▶ What needs to be done:
Do not carry the pictures over; copy every other part of the entries exactly.

▶ Raw records:

begin

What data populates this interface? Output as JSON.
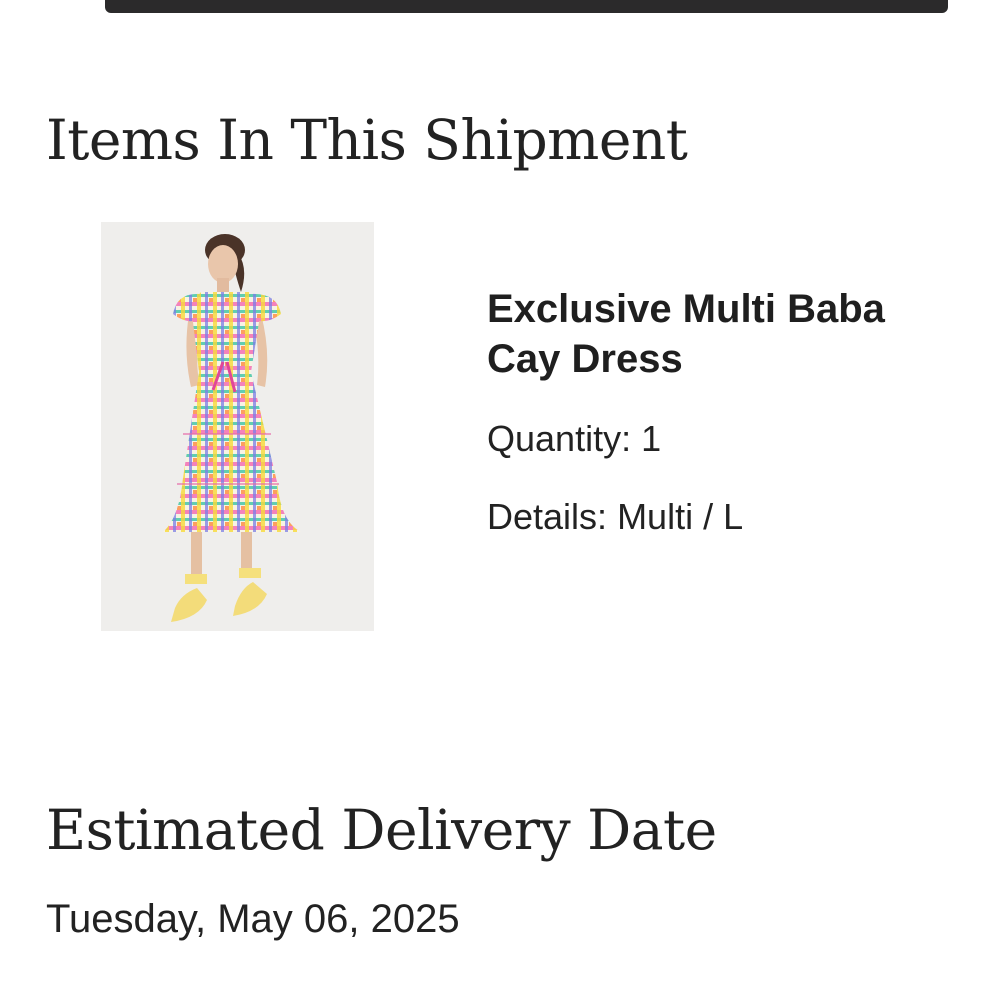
{
  "shipment": {
    "heading": "Items In This Shipment",
    "items": [
      {
        "name": "Exclusive Multi Baba Cay Dress",
        "quantity_label": "Quantity:",
        "quantity": "1",
        "details_label": "Details:",
        "details": "Multi / L"
      }
    ]
  },
  "delivery": {
    "heading": "Estimated Delivery Date",
    "date": "Tuesday, May 06, 2025"
  },
  "colors": {
    "header_bar": "#2b2a2b",
    "text": "#222222",
    "image_background": "#efeeec"
  }
}
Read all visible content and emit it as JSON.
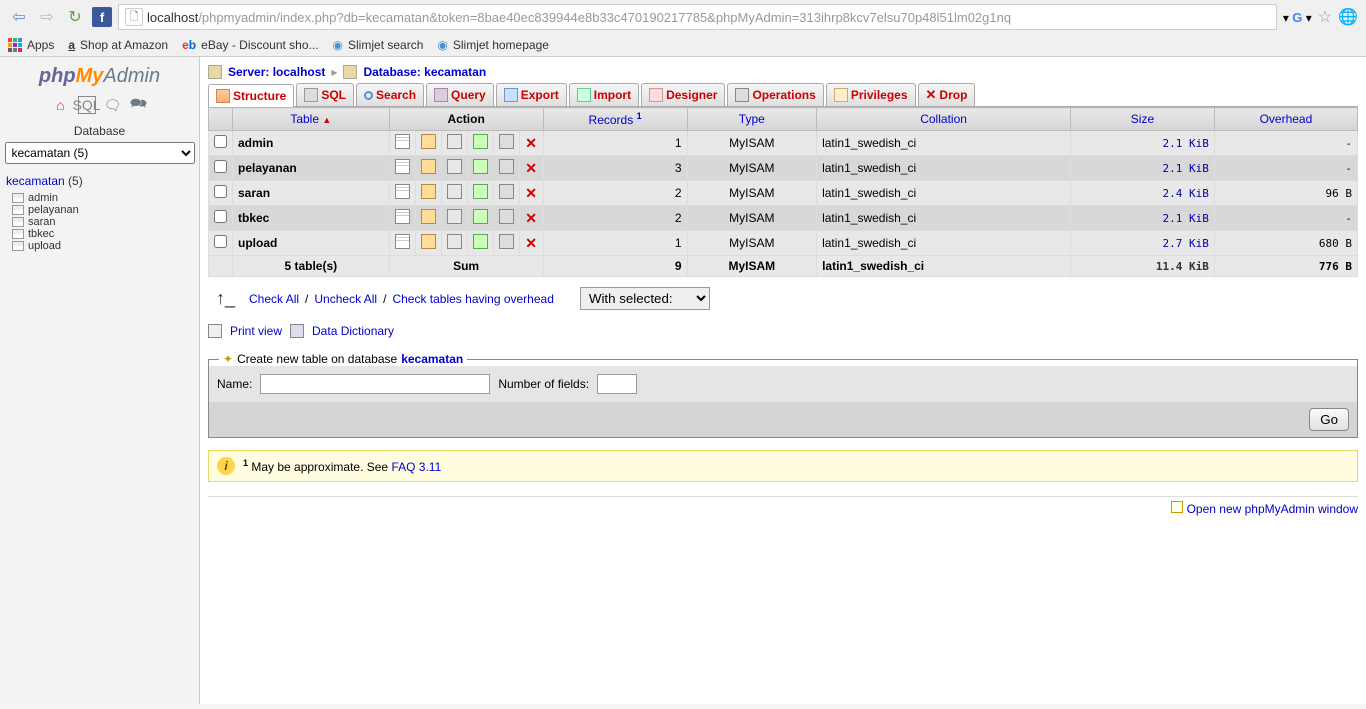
{
  "browser": {
    "url_host": "localhost",
    "url_path": "/phpmyadmin/index.php?db=kecamatan&token=8bae40ec839944e8b33c470190217785&phpMyAdmin=313ihrp8kcv7elsu70p48l51lm02g1nq",
    "bookmarks": {
      "apps": "Apps",
      "amazon": "Shop at Amazon",
      "ebay": "eBay - Discount sho...",
      "slimjet_search": "Slimjet search",
      "slimjet_home": "Slimjet homepage"
    }
  },
  "sidebar": {
    "db_label": "Database",
    "db_selected": "kecamatan (5)",
    "tree_db": "kecamatan",
    "tree_count": "(5)",
    "tables": [
      "admin",
      "pelayanan",
      "saran",
      "tbkec",
      "upload"
    ]
  },
  "breadcrumb": {
    "server_label": "Server:",
    "server_value": "localhost",
    "db_label": "Database:",
    "db_value": "kecamatan"
  },
  "tabs": {
    "structure": "Structure",
    "sql": "SQL",
    "search": "Search",
    "query": "Query",
    "export": "Export",
    "import": "Import",
    "designer": "Designer",
    "operations": "Operations",
    "privileges": "Privileges",
    "drop": "Drop"
  },
  "table_headers": {
    "table": "Table",
    "action": "Action",
    "records": "Records",
    "type": "Type",
    "collation": "Collation",
    "size": "Size",
    "overhead": "Overhead"
  },
  "rows": [
    {
      "name": "admin",
      "records": "1",
      "type": "MyISAM",
      "collation": "latin1_swedish_ci",
      "size": "2.1 KiB",
      "overhead": "-"
    },
    {
      "name": "pelayanan",
      "records": "3",
      "type": "MyISAM",
      "collation": "latin1_swedish_ci",
      "size": "2.1 KiB",
      "overhead": "-"
    },
    {
      "name": "saran",
      "records": "2",
      "type": "MyISAM",
      "collation": "latin1_swedish_ci",
      "size": "2.4 KiB",
      "overhead": "96 B"
    },
    {
      "name": "tbkec",
      "records": "2",
      "type": "MyISAM",
      "collation": "latin1_swedish_ci",
      "size": "2.1 KiB",
      "overhead": "-"
    },
    {
      "name": "upload",
      "records": "1",
      "type": "MyISAM",
      "collation": "latin1_swedish_ci",
      "size": "2.7 KiB",
      "overhead": "680 B"
    }
  ],
  "sum": {
    "label": "5 table(s)",
    "sum_label": "Sum",
    "records": "9",
    "type": "MyISAM",
    "collation": "latin1_swedish_ci",
    "size": "11.4 KiB",
    "overhead": "776 B"
  },
  "checkrow": {
    "check_all": "Check All",
    "uncheck_all": "Uncheck All",
    "check_overhead": "Check tables having overhead",
    "with_selected": "With selected:"
  },
  "links": {
    "print_view": "Print view",
    "data_dict": "Data Dictionary"
  },
  "newtbl": {
    "legend_text": "Create new table on database",
    "legend_db": "kecamatan",
    "name_label": "Name:",
    "fields_label": "Number of fields:",
    "go": "Go"
  },
  "notice": {
    "sup": "1",
    "text": " May be approximate. See ",
    "faq": "FAQ 3.11"
  },
  "footer": {
    "open_new": "Open new phpMyAdmin window"
  }
}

end

▶ Full solution:
What data populates this interface? Output as JSON.
{
  "shipment": {
    "heading": "Items In This Shipment",
    "items": [
      {
        "name": "Exclusive Multi Baba Cay Dress",
        "quantity_label": "Quantity:",
        "quantity": "1",
        "details_label": "Details:",
        "details": "Multi / L"
      }
    ]
  },
  "delivery": {
    "heading": "Estimated Delivery Date",
    "date": "Tuesday, May 06, 2025"
  },
  "colors": {
    "header_bar": "#2b2a2b",
    "text": "#222222",
    "image_background": "#efeeec"
  }
}
Read all visible content and emit it as JSON.
{
  "browser": {
    "url_host": "localhost",
    "url_path": "/phpmyadmin/index.php?db=kecamatan&token=8bae40ec839944e8b33c470190217785&phpMyAdmin=313ihrp8kcv7elsu70p48l51lm02g1nq",
    "bookmarks": {
      "apps": "Apps",
      "amazon": "Shop at Amazon",
      "ebay": "eBay - Discount sho...",
      "slimjet_search": "Slimjet search",
      "slimjet_home": "Slimjet homepage"
    }
  },
  "sidebar": {
    "db_label": "Database",
    "db_selected": "kecamatan (5)",
    "tree_db": "kecamatan",
    "tree_count": "(5)",
    "tables": [
      "admin",
      "pelayanan",
      "saran",
      "tbkec",
      "upload"
    ]
  },
  "breadcrumb": {
    "server_label": "Server:",
    "server_value": "localhost",
    "db_label": "Database:",
    "db_value": "kecamatan"
  },
  "tabs": {
    "structure": "Structure",
    "sql": "SQL",
    "search": "Search",
    "query": "Query",
    "export": "Export",
    "import": "Import",
    "designer": "Designer",
    "operations": "Operations",
    "privileges": "Privileges",
    "drop": "Drop"
  },
  "table_headers": {
    "table": "Table",
    "action": "Action",
    "records": "Records",
    "type": "Type",
    "collation": "Collation",
    "size": "Size",
    "overhead": "Overhead"
  },
  "rows": [
    {
      "name": "admin",
      "records": "1",
      "type": "MyISAM",
      "collation": "latin1_swedish_ci",
      "size": "2.1 KiB",
      "overhead": "-"
    },
    {
      "name": "pelayanan",
      "records": "3",
      "type": "MyISAM",
      "collation": "latin1_swedish_ci",
      "size": "2.1 KiB",
      "overhead": "-"
    },
    {
      "name": "saran",
      "records": "2",
      "type": "MyISAM",
      "collation": "latin1_swedish_ci",
      "size": "2.4 KiB",
      "overhead": "96 B"
    },
    {
      "name": "tbkec",
      "records": "2",
      "type": "MyISAM",
      "collation": "latin1_swedish_ci",
      "size": "2.1 KiB",
      "overhead": "-"
    },
    {
      "name": "upload",
      "records": "1",
      "type": "MyISAM",
      "collation": "latin1_swedish_ci",
      "size": "2.7 KiB",
      "overhead": "680 B"
    }
  ],
  "sum": {
    "label": "5 table(s)",
    "sum_label": "Sum",
    "records": "9",
    "type": "MyISAM",
    "collation": "latin1_swedish_ci",
    "size": "11.4 KiB",
    "overhead": "776 B"
  },
  "checkrow": {
    "check_all": "Check All",
    "uncheck_all": "Uncheck All",
    "check_overhead": "Check tables having overhead",
    "with_selected": "With selected:"
  },
  "links": {
    "print_view": "Print view",
    "data_dict": "Data Dictionary"
  },
  "newtbl": {
    "legend_text": "Create new table on database",
    "legend_db": "kecamatan",
    "name_label": "Name:",
    "fields_label": "Number of fields:",
    "go": "Go"
  },
  "notice": {
    "sup": "1",
    "text": " May be approximate. See ",
    "faq": "FAQ 3.11"
  },
  "footer": {
    "open_new": "Open new phpMyAdmin window"
  }
}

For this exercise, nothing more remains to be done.